**Written exercise**
Transcribe each record exactly. Include every one.

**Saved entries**
-=-=-=-=-

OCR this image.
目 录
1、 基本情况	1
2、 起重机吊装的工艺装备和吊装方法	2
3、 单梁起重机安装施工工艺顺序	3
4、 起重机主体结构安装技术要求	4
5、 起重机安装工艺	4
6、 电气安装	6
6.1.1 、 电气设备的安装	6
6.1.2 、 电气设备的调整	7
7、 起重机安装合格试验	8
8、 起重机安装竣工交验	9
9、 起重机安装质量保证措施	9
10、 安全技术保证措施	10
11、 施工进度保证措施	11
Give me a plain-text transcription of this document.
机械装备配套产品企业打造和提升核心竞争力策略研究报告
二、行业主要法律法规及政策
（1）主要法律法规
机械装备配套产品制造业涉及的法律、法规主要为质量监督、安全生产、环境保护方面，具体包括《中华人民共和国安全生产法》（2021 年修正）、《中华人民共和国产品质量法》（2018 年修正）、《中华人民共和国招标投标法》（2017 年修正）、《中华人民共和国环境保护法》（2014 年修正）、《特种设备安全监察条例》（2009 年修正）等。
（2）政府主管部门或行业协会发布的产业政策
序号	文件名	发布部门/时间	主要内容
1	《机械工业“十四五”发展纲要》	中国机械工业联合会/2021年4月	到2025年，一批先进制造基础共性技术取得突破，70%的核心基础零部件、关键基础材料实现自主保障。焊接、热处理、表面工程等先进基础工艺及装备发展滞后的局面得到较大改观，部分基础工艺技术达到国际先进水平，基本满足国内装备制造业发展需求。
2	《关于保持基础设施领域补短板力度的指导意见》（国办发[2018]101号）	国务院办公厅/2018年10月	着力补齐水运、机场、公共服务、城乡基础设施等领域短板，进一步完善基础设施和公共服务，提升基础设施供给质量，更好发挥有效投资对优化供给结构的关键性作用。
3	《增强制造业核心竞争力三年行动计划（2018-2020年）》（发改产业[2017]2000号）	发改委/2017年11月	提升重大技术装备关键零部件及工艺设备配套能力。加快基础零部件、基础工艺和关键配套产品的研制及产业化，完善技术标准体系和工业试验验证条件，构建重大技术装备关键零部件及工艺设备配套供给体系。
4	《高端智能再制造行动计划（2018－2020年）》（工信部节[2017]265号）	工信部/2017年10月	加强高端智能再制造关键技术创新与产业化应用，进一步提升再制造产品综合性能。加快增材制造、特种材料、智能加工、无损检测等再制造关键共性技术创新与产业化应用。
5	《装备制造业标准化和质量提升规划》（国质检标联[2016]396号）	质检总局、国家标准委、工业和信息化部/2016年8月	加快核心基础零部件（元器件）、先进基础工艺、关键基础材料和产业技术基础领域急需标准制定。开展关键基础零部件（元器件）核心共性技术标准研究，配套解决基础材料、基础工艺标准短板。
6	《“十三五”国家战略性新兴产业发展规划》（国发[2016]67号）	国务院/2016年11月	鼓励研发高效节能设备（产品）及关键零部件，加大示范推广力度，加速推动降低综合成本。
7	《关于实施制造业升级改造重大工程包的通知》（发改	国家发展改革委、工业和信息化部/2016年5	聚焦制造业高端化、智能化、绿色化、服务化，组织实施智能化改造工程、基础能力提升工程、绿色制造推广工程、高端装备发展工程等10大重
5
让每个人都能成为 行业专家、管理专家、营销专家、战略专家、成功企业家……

-=-=-=-=-

**Finished exercise**
OCR this image.
目 录
1、 基本情况	1
2、 起重机吊装的工艺装备和吊装方法	2
3、 单梁起重机安装施工工艺顺序	3
4、 起重机主体结构安装技术要求	4
5、 起重机安装工艺	4
6、 电气安装	6
6.1.1 、 电气设备的安装	6
6.1.2 、 电气设备的调整	7
7、 起重机安装合格试验	8
8、 起重机安装竣工交验	9
9、 起重机安装质量保证措施	9
10、 安全技术保证措施	10
11、 施工进度保证措施	11
Give me a plain-text transcription of this document.
机械装备配套产品企业打造和提升核心竞争力策略研究报告
二、行业主要法律法规及政策
（1）主要法律法规
机械装备配套产品制造业涉及的法律、法规主要为质量监督、安全生产、环境保护方面，具体包括《中华人民共和国安全生产法》（2021 年修正）、《中华人民共和国产品质量法》（2018 年修正）、《中华人民共和国招标投标法》（2017 年修正）、《中华人民共和国环境保护法》（2014 年修正）、《特种设备安全监察条例》（2009 年修正）等。
（2）政府主管部门或行业协会发布的产业政策
序号	文件名	发布部门/时间	主要内容
1	《机械工业“十四五”发展纲要》	中国机械工业联合会/2021年4月	到2025年，一批先进制造基础共性技术取得突破，70%的核心基础零部件、关键基础材料实现自主保障。焊接、热处理、表面工程等先进基础工艺及装备发展滞后的局面得到较大改观，部分基础工艺技术达到国际先进水平，基本满足国内装备制造业发展需求。
2	《关于保持基础设施领域补短板力度的指导意见》（国办发[2018]101号）	国务院办公厅/2018年10月	着力补齐水运、机场、公共服务、城乡基础设施等领域短板，进一步完善基础设施和公共服务，提升基础设施供给质量，更好发挥有效投资对优化供给结构的关键性作用。
3	《增强制造业核心竞争力三年行动计划（2018-2020年）》（发改产业[2017]2000号）	发改委/2017年11月	提升重大技术装备关键零部件及工艺设备配套能力。加快基础零部件、基础工艺和关键配套产品的研制及产业化，完善技术标准体系和工业试验验证条件，构建重大技术装备关键零部件及工艺设备配套供给体系。
4	《高端智能再制造行动计划（2018－2020年）》（工信部节[2017]265号）	工信部/2017年10月	加强高端智能再制造关键技术创新与产业化应用，进一步提升再制造产品综合性能。加快增材制造、特种材料、智能加工、无损检测等再制造关键共性技术创新与产业化应用。
5	《装备制造业标准化和质量提升规划》（国质检标联[2016]396号）	质检总局、国家标准委、工业和信息化部/2016年8月	加快核心基础零部件（元器件）、先进基础工艺、关键基础材料和产业技术基础领域急需标准制定。开展关键基础零部件（元器件）核心共性技术标准研究，配套解决基础材料、基础工艺标准短板。
6	《“十三五”国家战略性新兴产业发展规划》（国发[2016]67号）	国务院/2016年11月	鼓励研发高效节能设备（产品）及关键零部件，加大示范推广力度，加速推动降低综合成本。
7	《关于实施制造业升级改造重大工程包的通知》（发改	国家发展改革委、工业和信息化部/2016年5	聚焦制造业高端化、智能化、绿色化、服务化，组织实施智能化改造工程、基础能力提升工程、绿色制造推广工程、高端装备发展工程等10大重
5
让每个人都能成为 行业专家、管理专家、营销专家、战略专家、成功企业家……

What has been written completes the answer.